■ Data to use:
==============================

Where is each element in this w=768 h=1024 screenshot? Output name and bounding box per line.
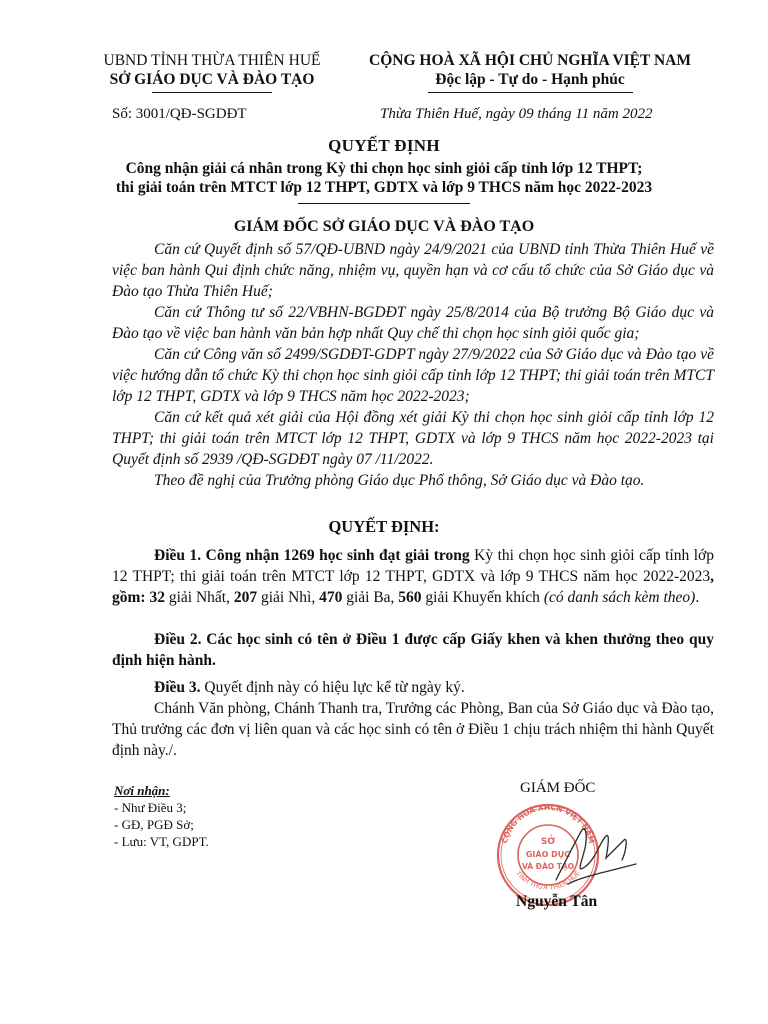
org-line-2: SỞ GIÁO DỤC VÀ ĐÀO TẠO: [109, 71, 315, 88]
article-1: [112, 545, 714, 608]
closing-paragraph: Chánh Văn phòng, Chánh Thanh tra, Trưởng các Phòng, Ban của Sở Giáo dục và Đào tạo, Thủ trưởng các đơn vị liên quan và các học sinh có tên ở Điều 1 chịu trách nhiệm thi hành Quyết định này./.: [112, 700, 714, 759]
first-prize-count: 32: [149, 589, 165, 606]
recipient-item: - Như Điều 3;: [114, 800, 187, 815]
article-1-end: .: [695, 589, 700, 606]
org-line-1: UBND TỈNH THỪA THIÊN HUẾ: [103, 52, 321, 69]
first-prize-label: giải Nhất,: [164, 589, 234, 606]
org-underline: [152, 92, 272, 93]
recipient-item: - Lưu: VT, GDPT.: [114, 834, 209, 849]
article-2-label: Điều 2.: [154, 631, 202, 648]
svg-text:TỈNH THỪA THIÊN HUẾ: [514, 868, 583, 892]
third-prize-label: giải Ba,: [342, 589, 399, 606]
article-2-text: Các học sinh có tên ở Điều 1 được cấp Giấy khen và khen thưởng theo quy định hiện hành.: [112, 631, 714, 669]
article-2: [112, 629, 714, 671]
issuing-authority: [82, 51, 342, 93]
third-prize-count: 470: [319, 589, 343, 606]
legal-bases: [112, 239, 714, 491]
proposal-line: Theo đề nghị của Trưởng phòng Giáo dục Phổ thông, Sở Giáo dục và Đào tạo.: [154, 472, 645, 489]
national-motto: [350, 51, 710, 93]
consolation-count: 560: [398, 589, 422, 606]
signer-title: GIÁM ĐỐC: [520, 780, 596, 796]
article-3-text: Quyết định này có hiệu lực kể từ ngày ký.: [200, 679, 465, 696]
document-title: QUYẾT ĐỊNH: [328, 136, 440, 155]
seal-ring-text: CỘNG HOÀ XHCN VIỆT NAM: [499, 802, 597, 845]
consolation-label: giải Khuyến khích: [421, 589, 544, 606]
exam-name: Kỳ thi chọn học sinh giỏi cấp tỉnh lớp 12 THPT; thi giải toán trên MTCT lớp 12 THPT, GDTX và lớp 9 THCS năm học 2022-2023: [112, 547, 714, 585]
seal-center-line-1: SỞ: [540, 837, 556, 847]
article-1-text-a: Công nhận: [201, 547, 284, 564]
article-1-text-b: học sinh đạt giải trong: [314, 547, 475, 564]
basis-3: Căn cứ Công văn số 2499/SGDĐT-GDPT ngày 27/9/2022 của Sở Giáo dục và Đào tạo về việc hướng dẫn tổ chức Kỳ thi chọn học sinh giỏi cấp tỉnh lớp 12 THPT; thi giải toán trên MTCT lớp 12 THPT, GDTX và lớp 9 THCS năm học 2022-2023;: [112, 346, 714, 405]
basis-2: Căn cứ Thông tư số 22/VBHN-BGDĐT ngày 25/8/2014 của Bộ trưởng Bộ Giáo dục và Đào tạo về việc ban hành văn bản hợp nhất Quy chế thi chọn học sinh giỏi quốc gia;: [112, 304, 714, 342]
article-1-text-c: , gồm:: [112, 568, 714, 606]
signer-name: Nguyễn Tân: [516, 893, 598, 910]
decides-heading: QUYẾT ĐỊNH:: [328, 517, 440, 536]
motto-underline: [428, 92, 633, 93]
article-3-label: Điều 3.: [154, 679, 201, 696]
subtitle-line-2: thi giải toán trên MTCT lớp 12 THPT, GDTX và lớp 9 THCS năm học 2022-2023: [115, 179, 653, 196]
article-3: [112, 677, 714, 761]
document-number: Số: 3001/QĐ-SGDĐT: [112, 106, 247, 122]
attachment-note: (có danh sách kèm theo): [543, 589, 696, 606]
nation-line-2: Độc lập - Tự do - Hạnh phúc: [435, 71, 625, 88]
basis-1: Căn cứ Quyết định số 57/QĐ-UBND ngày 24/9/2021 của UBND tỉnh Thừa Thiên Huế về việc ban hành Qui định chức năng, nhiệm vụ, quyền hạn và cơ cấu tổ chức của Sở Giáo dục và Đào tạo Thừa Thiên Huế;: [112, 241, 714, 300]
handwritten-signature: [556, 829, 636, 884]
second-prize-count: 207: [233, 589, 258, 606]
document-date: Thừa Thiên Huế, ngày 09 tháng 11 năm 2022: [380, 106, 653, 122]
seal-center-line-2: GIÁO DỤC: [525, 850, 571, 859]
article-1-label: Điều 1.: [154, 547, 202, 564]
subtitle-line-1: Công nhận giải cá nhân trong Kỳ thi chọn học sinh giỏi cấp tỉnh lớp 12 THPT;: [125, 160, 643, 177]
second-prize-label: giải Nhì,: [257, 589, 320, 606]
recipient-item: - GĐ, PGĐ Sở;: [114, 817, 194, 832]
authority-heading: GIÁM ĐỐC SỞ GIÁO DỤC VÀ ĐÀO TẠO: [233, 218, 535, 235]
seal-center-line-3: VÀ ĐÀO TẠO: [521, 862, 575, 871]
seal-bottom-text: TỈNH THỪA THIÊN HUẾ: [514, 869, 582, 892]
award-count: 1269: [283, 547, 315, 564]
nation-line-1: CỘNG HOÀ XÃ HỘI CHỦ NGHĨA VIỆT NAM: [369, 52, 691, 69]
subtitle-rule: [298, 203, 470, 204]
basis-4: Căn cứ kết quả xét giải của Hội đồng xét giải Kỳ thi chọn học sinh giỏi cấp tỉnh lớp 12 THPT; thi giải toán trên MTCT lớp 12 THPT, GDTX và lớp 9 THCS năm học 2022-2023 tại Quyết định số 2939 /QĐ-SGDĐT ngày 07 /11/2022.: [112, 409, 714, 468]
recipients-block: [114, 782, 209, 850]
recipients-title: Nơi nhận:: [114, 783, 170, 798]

==============================

■ What to produce:
Render every line of the records above as a JSON list of strings, one string per line, with blank lines and the pictures left out.

■ Reply:
[
  "Where is each element in this w=768 h=1024 screenshot? Output name and bounding box per line.",
  "org-line-2: SỞ GIÁO DỤC VÀ ĐÀO TẠO: [109, 71, 315, 88]",
  "article-1: [112, 545, 714, 608]",
  "closing-paragraph: Chánh Văn phòng, Chánh Thanh tra, Trưởng các Phòng, Ban của Sở Giáo dục và Đào tạo, Thủ trưởng các đơn vị liên quan và các học sinh có tên ở Điều 1 chịu trách nhiệm thi hành Quyết định này./.: [112, 700, 714, 759]",
  "first-prize-count: 32: [149, 589, 165, 606]",
  "recipient-item: - Như Điều 3;: [114, 800, 187, 815]",
  "article-1-end: .: [695, 589, 700, 606]",
  "org-line-1: UBND TỈNH THỪA THIÊN HUẾ: [103, 52, 321, 69]",
  "first-prize-label: giải Nhất,: [164, 589, 234, 606]",
  "org-underline: [152, 92, 272, 93]",
  "recipient-item: - Lưu: VT, GDPT.: [114, 834, 209, 849]",
  "article-2-label: Điều 2.: [154, 631, 202, 648]",
  "svg-text:TỈNH THỪA THIÊN HUẾ: [514, 868, 583, 892]",
  "third-prize-label: giải Ba,: [342, 589, 399, 606]",
  "article-2-text: Các học sinh có tên ở Điều 1 được cấp Giấy khen và khen thưởng theo quy định hiện hành.: [112, 631, 714, 669]",
  "article-2: [112, 629, 714, 671]",
  "issuing-authority: [82, 51, 342, 93]",
  "third-prize-count: 470: [319, 589, 343, 606]",
  "legal-bases: [112, 239, 714, 491]",
  "proposal-line: Theo đề nghị của Trưởng phòng Giáo dục Phổ thông, Sở Giáo dục và Đào tạo.: [154, 472, 645, 489]",
  "national-motto: [350, 51, 710, 93]",
  "consolation-count: 560: [398, 589, 422, 606]",
  "signer-title: GIÁM ĐỐC: [520, 780, 596, 796]",
  "article-3-text: Quyết định này có hiệu lực kể từ ngày ký.: [200, 679, 465, 696]",
  "document-title: QUYẾT ĐỊNH: [328, 136, 440, 155]",
  "seal-ring-text: CỘNG HOÀ XHCN VIỆT NAM: [499, 802, 597, 845]",
  "consolation-label: giải Khuyến khích: [421, 589, 544, 606]",
  "exam-name: Kỳ thi chọn học sinh giỏi cấp tỉnh lớp 12 THPT; thi giải toán trên MTCT lớp 12 THPT, GDTX và lớp 9 THCS năm học 2022-2023: [112, 547, 714, 585]",
  "seal-center-line-1: SỞ: [540, 837, 556, 847]",
  "article-1-text-a: Công nhận: [201, 547, 284, 564]",
  "article-1-text-b: học sinh đạt giải trong: [314, 547, 475, 564]",
  "basis-3: Căn cứ Công văn số 2499/SGDĐT-GDPT ngày 27/9/2022 của Sở Giáo dục và Đào tạo về việc hướng dẫn tổ chức Kỳ thi chọn học sinh giỏi cấp tỉnh lớp 12 THPT; thi giải toán trên MTCT lớp 12 THPT, GDTX và lớp 9 THCS năm học 2022-2023;: [112, 346, 714, 405]",
  "basis-2: Căn cứ Thông tư số 22/VBHN-BGDĐT ngày 25/8/2014 của Bộ trưởng Bộ Giáo dục và Đào tạo về việc ban hành văn bản hợp nhất Quy chế thi chọn học sinh giỏi quốc gia;: [112, 304, 714, 342]",
  "article-1-text-c: , gồm:: [112, 568, 714, 606]",
  "signer-name: Nguyễn Tân: [516, 893, 598, 910]",
  "decides-heading: QUYẾT ĐỊNH:: [328, 517, 440, 536]",
  "motto-underline: [428, 92, 633, 93]",
  "article-3-label: Điều 3.: [154, 679, 201, 696]",
  "subtitle-line-2: thi giải toán trên MTCT lớp 12 THPT, GDTX và lớp 9 THCS năm học 2022-2023: [115, 179, 653, 196]",
  "article-3: [112, 677, 714, 761]",
  "document-number: Số: 3001/QĐ-SGDĐT: [112, 106, 247, 122]",
  "attachment-note: (có danh sách kèm theo): [543, 589, 696, 606]",
  "nation-line-2: Độc lập - Tự do - Hạnh phúc: [435, 71, 625, 88]",
  "basis-1: Căn cứ Quyết định số 57/QĐ-UBND ngày 24/9/2021 của UBND tỉnh Thừa Thiên Huế về việc ban hành Qui định chức năng, nhiệm vụ, quyền hạn và cơ cấu tổ chức của Sở Giáo dục và Đào tạo Thừa Thiên Huế;: [112, 241, 714, 300]",
  "handwritten-signature: [556, 829, 636, 884]",
  "second-prize-count: 207: [233, 589, 258, 606]",
  "document-date: Thừa Thiên Huế, ngày 09 tháng 11 năm 2022: [380, 106, 653, 122]",
  "seal-center-line-2: GIÁO DỤC: [525, 850, 571, 859]",
  "article-1-label: Điều 1.: [154, 547, 202, 564]",
  "subtitle-line-1: Công nhận giải cá nhân trong Kỳ thi chọn học sinh giỏi cấp tỉnh lớp 12 THPT;: [125, 160, 643, 177]",
  "second-prize-label: giải Nhì,: [257, 589, 320, 606]",
  "recipient-item: - GĐ, PGĐ Sở;: [114, 817, 194, 832]",
  "authority-heading: GIÁM ĐỐC SỞ GIÁO DỤC VÀ ĐÀO TẠO: [233, 218, 535, 235]",
  "seal-center-line-3: VÀ ĐÀO TẠO: [521, 862, 575, 871]",
  "seal-bottom-text: TỈNH THỪA THIÊN HUẾ: [514, 869, 582, 892]",
  "award-count: 1269: [283, 547, 315, 564]",
  "nation-line-1: CỘNG HOÀ XÃ HỘI CHỦ NGHĨA VIỆT NAM: [369, 52, 691, 69]",
  "subtitle-rule: [298, 203, 470, 204]",
  "basis-4: Căn cứ kết quả xét giải của Hội đồng xét giải Kỳ thi chọn học sinh giỏi cấp tỉnh lớp 12 THPT; thi giải toán trên MTCT lớp 12 THPT, GDTX và lớp 9 THCS năm học 2022-2023 tại Quyết định số 2939 /QĐ-SGDĐT ngày 07 /11/2022.: [112, 409, 714, 468]",
  "recipients-block: [114, 782, 209, 850]",
  "recipients-title: Nơi nhận:: [114, 783, 170, 798]"
]